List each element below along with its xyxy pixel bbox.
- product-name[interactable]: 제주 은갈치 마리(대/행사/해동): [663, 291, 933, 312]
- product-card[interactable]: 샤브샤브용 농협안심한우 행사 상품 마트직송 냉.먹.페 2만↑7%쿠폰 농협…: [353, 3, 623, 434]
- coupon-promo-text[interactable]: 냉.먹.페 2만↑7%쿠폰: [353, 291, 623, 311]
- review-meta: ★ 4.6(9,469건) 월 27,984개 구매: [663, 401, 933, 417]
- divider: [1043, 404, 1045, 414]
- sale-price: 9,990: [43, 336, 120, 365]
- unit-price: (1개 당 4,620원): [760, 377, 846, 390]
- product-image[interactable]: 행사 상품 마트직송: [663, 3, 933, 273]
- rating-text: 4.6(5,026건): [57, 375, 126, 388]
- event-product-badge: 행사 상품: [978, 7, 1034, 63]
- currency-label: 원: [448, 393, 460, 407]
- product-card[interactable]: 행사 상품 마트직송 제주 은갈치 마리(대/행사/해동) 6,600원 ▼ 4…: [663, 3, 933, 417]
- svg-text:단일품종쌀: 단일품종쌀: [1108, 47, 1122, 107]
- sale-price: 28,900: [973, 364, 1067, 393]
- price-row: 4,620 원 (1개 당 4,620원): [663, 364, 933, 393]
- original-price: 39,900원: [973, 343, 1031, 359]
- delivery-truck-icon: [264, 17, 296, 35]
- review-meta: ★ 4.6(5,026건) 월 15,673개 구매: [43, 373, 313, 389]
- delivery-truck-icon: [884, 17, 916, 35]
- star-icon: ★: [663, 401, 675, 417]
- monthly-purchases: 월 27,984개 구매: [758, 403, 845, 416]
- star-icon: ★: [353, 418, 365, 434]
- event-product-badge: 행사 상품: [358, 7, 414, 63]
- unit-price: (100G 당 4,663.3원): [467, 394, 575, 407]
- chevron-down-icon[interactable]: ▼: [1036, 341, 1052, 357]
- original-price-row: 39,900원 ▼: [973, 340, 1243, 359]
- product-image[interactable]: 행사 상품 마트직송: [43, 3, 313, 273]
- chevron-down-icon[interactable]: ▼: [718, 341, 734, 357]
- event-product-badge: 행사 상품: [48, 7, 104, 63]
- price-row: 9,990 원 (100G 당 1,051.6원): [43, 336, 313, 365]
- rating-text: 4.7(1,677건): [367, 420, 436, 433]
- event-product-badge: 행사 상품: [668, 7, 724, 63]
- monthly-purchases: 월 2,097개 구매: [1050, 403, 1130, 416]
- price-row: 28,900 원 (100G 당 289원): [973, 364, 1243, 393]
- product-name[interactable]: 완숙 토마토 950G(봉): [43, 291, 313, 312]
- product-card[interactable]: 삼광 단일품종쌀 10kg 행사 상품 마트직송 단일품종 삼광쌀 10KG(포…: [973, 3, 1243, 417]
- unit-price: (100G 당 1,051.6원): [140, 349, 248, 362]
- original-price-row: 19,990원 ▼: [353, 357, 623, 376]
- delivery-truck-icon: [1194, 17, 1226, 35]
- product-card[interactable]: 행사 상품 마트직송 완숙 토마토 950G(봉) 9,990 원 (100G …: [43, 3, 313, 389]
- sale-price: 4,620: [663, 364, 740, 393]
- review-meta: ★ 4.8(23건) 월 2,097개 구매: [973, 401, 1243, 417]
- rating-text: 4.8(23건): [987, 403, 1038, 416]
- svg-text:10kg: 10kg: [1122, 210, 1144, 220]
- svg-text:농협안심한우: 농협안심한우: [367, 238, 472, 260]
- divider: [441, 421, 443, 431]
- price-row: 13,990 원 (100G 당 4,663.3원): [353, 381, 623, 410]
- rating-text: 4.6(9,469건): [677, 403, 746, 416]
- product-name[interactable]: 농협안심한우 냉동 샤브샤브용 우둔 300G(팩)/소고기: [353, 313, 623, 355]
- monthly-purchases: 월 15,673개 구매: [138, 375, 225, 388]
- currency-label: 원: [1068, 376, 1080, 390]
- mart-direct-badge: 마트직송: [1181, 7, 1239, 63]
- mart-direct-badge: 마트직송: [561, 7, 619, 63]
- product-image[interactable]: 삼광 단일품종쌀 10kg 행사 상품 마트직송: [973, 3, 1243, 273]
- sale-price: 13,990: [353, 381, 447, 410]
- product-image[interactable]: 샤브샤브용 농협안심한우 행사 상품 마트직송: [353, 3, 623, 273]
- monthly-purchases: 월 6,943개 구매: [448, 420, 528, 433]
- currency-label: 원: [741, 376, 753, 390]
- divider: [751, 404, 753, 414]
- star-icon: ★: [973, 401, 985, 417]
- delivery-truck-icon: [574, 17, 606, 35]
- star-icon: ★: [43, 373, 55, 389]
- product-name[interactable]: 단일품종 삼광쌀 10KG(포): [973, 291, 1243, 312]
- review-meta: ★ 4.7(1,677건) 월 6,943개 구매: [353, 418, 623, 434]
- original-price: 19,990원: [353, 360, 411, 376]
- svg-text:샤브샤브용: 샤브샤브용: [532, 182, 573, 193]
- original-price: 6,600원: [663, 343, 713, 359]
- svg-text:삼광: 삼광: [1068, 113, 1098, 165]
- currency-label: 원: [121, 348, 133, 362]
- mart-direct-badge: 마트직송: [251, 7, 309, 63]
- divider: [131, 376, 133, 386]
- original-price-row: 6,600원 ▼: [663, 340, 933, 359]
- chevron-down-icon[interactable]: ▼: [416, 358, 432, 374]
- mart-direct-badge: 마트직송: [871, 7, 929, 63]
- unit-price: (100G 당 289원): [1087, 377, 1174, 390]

-- -- --

WHAT THE TASK ASKS: Turn the lines of these records into a numbered list, leaving out any blank lines.

ANSWER FOR THIS EXERCISE:
1. List each element below along with its xyxy pixel bbox.
2. - product-name[interactable]: 제주 은갈치 마리(대/행사/해동): [663, 291, 933, 312]
3. - product-card[interactable]: 샤브샤브용 농협안심한우 행사 상품 마트직송 냉.먹.페 2만↑7%쿠폰 농협…: [353, 3, 623, 434]
4. - coupon-promo-text[interactable]: 냉.먹.페 2만↑7%쿠폰: [353, 291, 623, 311]
5. - review-meta: ★ 4.6(9,469건) 월 27,984개 구매: [663, 401, 933, 417]
6. - divider: [1043, 404, 1045, 414]
7. - sale-price: 9,990: [43, 336, 120, 365]
8. - unit-price: (1개 당 4,620원): [760, 377, 846, 390]
9. - product-image[interactable]: 행사 상품 마트직송: [663, 3, 933, 273]
10. - rating-text: 4.6(5,026건): [57, 375, 126, 388]
11. - event-product-badge: 행사 상품: [978, 7, 1034, 63]
12. - currency-label: 원: [448, 393, 460, 407]
13. - product-card[interactable]: 행사 상품 마트직송 제주 은갈치 마리(대/행사/해동) 6,600원 ▼ 4…: [663, 3, 933, 417]
14. - svg-text:단일품종쌀: 단일품종쌀: [1108, 47, 1122, 107]
15. - sale-price: 28,900: [973, 364, 1067, 393]
16. - price-row: 4,620 원 (1개 당 4,620원): [663, 364, 933, 393]
17. - original-price: 39,900원: [973, 343, 1031, 359]
18. - delivery-truck-icon: [264, 17, 296, 35]
19. - review-meta: ★ 4.6(5,026건) 월 15,673개 구매: [43, 373, 313, 389]
20. - delivery-truck-icon: [884, 17, 916, 35]
21. - star-icon: ★: [663, 401, 675, 417]
22. - monthly-purchases: 월 27,984개 구매: [758, 403, 845, 416]
23. - star-icon: ★: [353, 418, 365, 434]
24. - event-product-badge: 행사 상품: [358, 7, 414, 63]
25. - unit-price: (100G 당 4,663.3원): [467, 394, 575, 407]
26. - chevron-down-icon[interactable]: ▼: [1036, 341, 1052, 357]
27. - original-price-row: 39,900원 ▼: [973, 340, 1243, 359]
28. - product-image[interactable]: 행사 상품 마트직송: [43, 3, 313, 273]
29. - chevron-down-icon[interactable]: ▼: [718, 341, 734, 357]
30. - event-product-badge: 행사 상품: [48, 7, 104, 63]
31. - price-row: 9,990 원 (100G 당 1,051.6원): [43, 336, 313, 365]
32. - rating-text: 4.7(1,677건): [367, 420, 436, 433]
33. - event-product-badge: 행사 상품: [668, 7, 724, 63]
34. - monthly-purchases: 월 2,097개 구매: [1050, 403, 1130, 416]
35. - price-row: 28,900 원 (100G 당 289원): [973, 364, 1243, 393]
36. - product-name[interactable]: 완숙 토마토 950G(봉): [43, 291, 313, 312]
37. - product-card[interactable]: 삼광 단일품종쌀 10kg 행사 상품 마트직송 단일품종 삼광쌀 10KG(포…: [973, 3, 1243, 417]
38. - unit-price: (100G 당 1,051.6원): [140, 349, 248, 362]
39. - original-price-row: 19,990원 ▼: [353, 357, 623, 376]
40. - delivery-truck-icon: [1194, 17, 1226, 35]
41. - product-card[interactable]: 행사 상품 마트직송 완숙 토마토 950G(봉) 9,990 원 (100G …: [43, 3, 313, 389]
42. - sale-price: 4,620: [663, 364, 740, 393]
43. - review-meta: ★ 4.8(23건) 월 2,097개 구매: [973, 401, 1243, 417]
44. - rating-text: 4.8(23건): [987, 403, 1038, 416]
45. - svg-text:10kg: 10kg: [1122, 210, 1144, 220]
46. - svg-text:농협안심한우: 농협안심한우: [367, 238, 472, 260]
47. - divider: [441, 421, 443, 431]
48. - price-row: 13,990 원 (100G 당 4,663.3원): [353, 381, 623, 410]
49. - rating-text: 4.6(9,469건): [677, 403, 746, 416]
50. - product-name[interactable]: 농협안심한우 냉동 샤브샤브용 우둔 300G(팩)/소고기: [353, 313, 623, 355]
51. - monthly-purchases: 월 15,673개 구매: [138, 375, 225, 388]
52. - currency-label: 원: [1068, 376, 1080, 390]
53. - mart-direct-badge: 마트직송: [1181, 7, 1239, 63]
54. - mart-direct-badge: 마트직송: [561, 7, 619, 63]
55. - product-image[interactable]: 삼광 단일품종쌀 10kg 행사 상품 마트직송: [973, 3, 1243, 273]
56. - sale-price: 13,990: [353, 381, 447, 410]
57. - product-image[interactable]: 샤브샤브용 농협안심한우 행사 상품 마트직송: [353, 3, 623, 273]
58. - monthly-purchases: 월 6,943개 구매: [448, 420, 528, 433]
59. - currency-label: 원: [741, 376, 753, 390]
60. - divider: [751, 404, 753, 414]
61. - star-icon: ★: [973, 401, 985, 417]
62. - delivery-truck-icon: [574, 17, 606, 35]
63. - star-icon: ★: [43, 373, 55, 389]
64. - product-name[interactable]: 단일품종 삼광쌀 10KG(포): [973, 291, 1243, 312]
65. - review-meta: ★ 4.7(1,677건) 월 6,943개 구매: [353, 418, 623, 434]
66. - original-price: 19,990원: [353, 360, 411, 376]
67. - svg-text:샤브샤브용: 샤브샤브용: [532, 182, 573, 193]
68. - original-price: 6,600원: [663, 343, 713, 359]
69. - svg-text:삼광: 삼광: [1068, 113, 1098, 165]
70. - currency-label: 원: [121, 348, 133, 362]
71. - mart-direct-badge: 마트직송: [251, 7, 309, 63]
72. - divider: [131, 376, 133, 386]
73. - original-price-row: 6,600원 ▼: [663, 340, 933, 359]
74. - chevron-down-icon[interactable]: ▼: [416, 358, 432, 374]
75. - mart-direct-badge: 마트직송: [871, 7, 929, 63]
76. - unit-price: (100G 당 289원): [1087, 377, 1174, 390]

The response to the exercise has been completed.